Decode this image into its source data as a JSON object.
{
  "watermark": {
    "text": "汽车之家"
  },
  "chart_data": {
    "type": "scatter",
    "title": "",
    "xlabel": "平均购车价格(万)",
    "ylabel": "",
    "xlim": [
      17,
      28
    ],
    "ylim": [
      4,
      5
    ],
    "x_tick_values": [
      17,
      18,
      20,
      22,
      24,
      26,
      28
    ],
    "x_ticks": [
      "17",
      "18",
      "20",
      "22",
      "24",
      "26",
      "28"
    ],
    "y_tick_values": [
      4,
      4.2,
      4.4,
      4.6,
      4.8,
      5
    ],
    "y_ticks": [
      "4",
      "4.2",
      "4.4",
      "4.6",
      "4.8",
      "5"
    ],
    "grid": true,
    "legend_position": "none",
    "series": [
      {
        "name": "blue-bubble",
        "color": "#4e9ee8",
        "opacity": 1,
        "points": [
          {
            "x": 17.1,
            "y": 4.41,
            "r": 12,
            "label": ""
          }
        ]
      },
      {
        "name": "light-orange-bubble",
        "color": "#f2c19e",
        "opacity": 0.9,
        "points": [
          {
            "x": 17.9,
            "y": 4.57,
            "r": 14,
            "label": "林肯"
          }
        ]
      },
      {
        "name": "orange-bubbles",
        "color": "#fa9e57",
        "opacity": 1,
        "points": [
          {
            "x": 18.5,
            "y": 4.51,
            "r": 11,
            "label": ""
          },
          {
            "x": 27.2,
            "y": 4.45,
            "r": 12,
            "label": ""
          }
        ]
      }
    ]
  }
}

WHAT THE TASK ASKS: Out of the records, collect only those lines that contain the string "name".

RESPONSE TO THE EXERCISE:
        "name": "blue-bubble",
        "name": "light-orange-bubble",
        "name": "orange-bubbles",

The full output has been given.